## Extracted records
⁂

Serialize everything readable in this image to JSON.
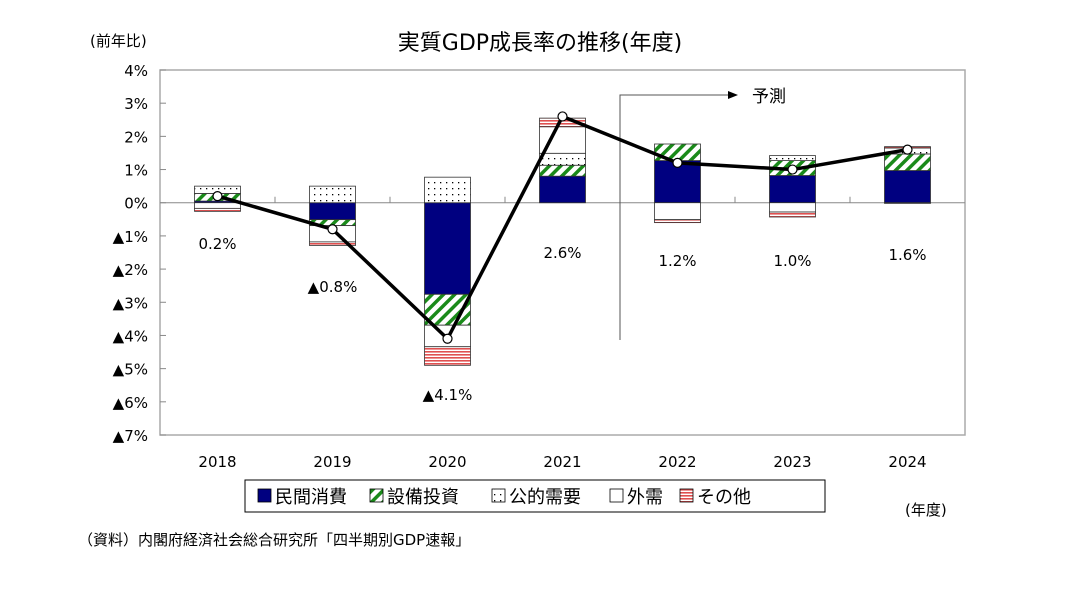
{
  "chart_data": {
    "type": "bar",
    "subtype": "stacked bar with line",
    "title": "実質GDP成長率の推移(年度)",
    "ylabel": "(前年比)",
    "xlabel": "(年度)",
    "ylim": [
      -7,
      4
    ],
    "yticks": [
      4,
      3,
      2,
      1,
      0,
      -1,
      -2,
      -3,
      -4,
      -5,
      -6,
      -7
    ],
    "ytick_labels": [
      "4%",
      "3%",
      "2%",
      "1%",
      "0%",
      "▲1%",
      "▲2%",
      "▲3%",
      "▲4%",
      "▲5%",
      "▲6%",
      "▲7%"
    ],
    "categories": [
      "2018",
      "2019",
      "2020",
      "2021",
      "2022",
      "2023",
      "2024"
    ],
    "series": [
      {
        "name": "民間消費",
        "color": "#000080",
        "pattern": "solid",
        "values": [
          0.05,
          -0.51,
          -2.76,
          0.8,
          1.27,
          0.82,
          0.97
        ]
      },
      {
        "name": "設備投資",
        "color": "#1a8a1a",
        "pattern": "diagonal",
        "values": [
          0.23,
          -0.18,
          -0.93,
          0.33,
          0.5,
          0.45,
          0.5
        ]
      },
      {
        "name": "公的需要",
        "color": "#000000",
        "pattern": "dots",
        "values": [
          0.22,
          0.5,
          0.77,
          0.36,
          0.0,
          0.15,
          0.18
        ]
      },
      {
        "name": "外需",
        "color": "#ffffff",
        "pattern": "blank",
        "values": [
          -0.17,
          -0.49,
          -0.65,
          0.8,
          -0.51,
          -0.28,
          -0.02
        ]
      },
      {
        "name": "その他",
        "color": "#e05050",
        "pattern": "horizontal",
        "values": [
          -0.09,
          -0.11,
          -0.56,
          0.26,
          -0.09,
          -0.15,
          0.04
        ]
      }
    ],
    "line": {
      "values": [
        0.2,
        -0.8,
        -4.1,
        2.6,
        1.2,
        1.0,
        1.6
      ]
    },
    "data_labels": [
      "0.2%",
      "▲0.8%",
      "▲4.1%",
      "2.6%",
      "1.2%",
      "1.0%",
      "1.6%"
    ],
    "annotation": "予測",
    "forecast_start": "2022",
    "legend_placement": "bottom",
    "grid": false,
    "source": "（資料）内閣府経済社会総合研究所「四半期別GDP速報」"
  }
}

⁂

## Aim
Reproduce the records, all of them, word for word; omit the pictures.

## Answer to this problem
Serialize everything readable in this image to JSON.
{
  "chart_data": {
    "type": "bar",
    "subtype": "stacked bar with line",
    "title": "実質GDP成長率の推移(年度)",
    "ylabel": "(前年比)",
    "xlabel": "(年度)",
    "ylim": [
      -7,
      4
    ],
    "yticks": [
      4,
      3,
      2,
      1,
      0,
      -1,
      -2,
      -3,
      -4,
      -5,
      -6,
      -7
    ],
    "ytick_labels": [
      "4%",
      "3%",
      "2%",
      "1%",
      "0%",
      "▲1%",
      "▲2%",
      "▲3%",
      "▲4%",
      "▲5%",
      "▲6%",
      "▲7%"
    ],
    "categories": [
      "2018",
      "2019",
      "2020",
      "2021",
      "2022",
      "2023",
      "2024"
    ],
    "series": [
      {
        "name": "民間消費",
        "color": "#000080",
        "pattern": "solid",
        "values": [
          0.05,
          -0.51,
          -2.76,
          0.8,
          1.27,
          0.82,
          0.97
        ]
      },
      {
        "name": "設備投資",
        "color": "#1a8a1a",
        "pattern": "diagonal",
        "values": [
          0.23,
          -0.18,
          -0.93,
          0.33,
          0.5,
          0.45,
          0.5
        ]
      },
      {
        "name": "公的需要",
        "color": "#000000",
        "pattern": "dots",
        "values": [
          0.22,
          0.5,
          0.77,
          0.36,
          0.0,
          0.15,
          0.18
        ]
      },
      {
        "name": "外需",
        "color": "#ffffff",
        "pattern": "blank",
        "values": [
          -0.17,
          -0.49,
          -0.65,
          0.8,
          -0.51,
          -0.28,
          -0.02
        ]
      },
      {
        "name": "その他",
        "color": "#e05050",
        "pattern": "horizontal",
        "values": [
          -0.09,
          -0.11,
          -0.56,
          0.26,
          -0.09,
          -0.15,
          0.04
        ]
      }
    ],
    "line": {
      "values": [
        0.2,
        -0.8,
        -4.1,
        2.6,
        1.2,
        1.0,
        1.6
      ]
    },
    "data_labels": [
      "0.2%",
      "▲0.8%",
      "▲4.1%",
      "2.6%",
      "1.2%",
      "1.0%",
      "1.6%"
    ],
    "annotation": "予測",
    "forecast_start": "2022",
    "legend_placement": "bottom",
    "grid": false,
    "source": "（資料）内閣府経済社会総合研究所「四半期別GDP速報」"
  }
}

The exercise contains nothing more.